Give the records back in full, exactly as they read.

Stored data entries

======

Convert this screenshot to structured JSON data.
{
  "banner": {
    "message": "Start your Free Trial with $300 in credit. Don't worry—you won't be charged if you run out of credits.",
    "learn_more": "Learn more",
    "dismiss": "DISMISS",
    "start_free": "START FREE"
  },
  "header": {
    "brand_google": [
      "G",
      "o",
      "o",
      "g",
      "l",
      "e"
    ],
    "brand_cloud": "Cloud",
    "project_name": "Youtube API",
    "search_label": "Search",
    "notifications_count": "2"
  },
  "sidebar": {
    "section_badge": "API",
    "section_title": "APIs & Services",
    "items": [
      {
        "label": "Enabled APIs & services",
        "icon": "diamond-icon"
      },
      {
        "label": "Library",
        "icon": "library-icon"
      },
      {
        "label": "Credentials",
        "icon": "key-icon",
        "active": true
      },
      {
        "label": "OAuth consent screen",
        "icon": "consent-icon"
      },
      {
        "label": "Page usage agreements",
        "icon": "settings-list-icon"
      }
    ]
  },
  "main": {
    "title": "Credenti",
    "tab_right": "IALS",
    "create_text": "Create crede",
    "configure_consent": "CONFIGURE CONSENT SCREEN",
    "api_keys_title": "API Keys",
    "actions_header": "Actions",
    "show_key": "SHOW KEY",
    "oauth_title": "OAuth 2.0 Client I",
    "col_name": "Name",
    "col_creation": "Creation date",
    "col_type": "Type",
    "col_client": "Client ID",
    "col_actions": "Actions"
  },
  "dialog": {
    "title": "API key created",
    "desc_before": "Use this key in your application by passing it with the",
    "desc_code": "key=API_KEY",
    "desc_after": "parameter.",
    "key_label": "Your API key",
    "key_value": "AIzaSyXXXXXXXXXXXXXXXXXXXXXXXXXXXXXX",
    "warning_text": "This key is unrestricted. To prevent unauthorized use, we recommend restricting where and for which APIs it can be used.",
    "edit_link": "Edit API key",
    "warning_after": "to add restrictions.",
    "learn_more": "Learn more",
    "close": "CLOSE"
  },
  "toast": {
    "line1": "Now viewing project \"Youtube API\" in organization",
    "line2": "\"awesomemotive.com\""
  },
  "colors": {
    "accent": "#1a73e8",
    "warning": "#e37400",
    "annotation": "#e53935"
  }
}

======

(Complete response)
Convert this screenshot to structured JSON data.
{
  "banner": {
    "message": "Start your Free Trial with $300 in credit. Don't worry—you won't be charged if you run out of credits.",
    "learn_more": "Learn more",
    "dismiss": "DISMISS",
    "start_free": "START FREE"
  },
  "header": {
    "brand_google": [
      "G",
      "o",
      "o",
      "g",
      "l",
      "e"
    ],
    "brand_cloud": "Cloud",
    "project_name": "Youtube API",
    "search_label": "Search",
    "notifications_count": "2"
  },
  "sidebar": {
    "section_badge": "API",
    "section_title": "APIs & Services",
    "items": [
      {
        "label": "Enabled APIs & services",
        "icon": "diamond-icon"
      },
      {
        "label": "Library",
        "icon": "library-icon"
      },
      {
        "label": "Credentials",
        "icon": "key-icon",
        "active": true
      },
      {
        "label": "OAuth consent screen",
        "icon": "consent-icon"
      },
      {
        "label": "Page usage agreements",
        "icon": "settings-list-icon"
      }
    ]
  },
  "main": {
    "title": "Credenti",
    "tab_right": "IALS",
    "create_text": "Create crede",
    "configure_consent": "CONFIGURE CONSENT SCREEN",
    "api_keys_title": "API Keys",
    "actions_header": "Actions",
    "show_key": "SHOW KEY",
    "oauth_title": "OAuth 2.0 Client I",
    "col_name": "Name",
    "col_creation": "Creation date",
    "col_type": "Type",
    "col_client": "Client ID",
    "col_actions": "Actions"
  },
  "dialog": {
    "title": "API key created",
    "desc_before": "Use this key in your application by passing it with the",
    "desc_code": "key=API_KEY",
    "desc_after": "parameter.",
    "key_label": "Your API key",
    "key_value": "AIzaSyXXXXXXXXXXXXXXXXXXXXXXXXXXXXXX",
    "warning_text": "This key is unrestricted. To prevent unauthorized use, we recommend restricting where and for which APIs it can be used.",
    "edit_link": "Edit API key",
    "warning_after": "to add restrictions.",
    "learn_more": "Learn more",
    "close": "CLOSE"
  },
  "toast": {
    "line1": "Now viewing project \"Youtube API\" in organization",
    "line2": "\"awesomemotive.com\""
  },
  "colors": {
    "accent": "#1a73e8",
    "warning": "#e37400",
    "annotation": "#e53935"
  }
}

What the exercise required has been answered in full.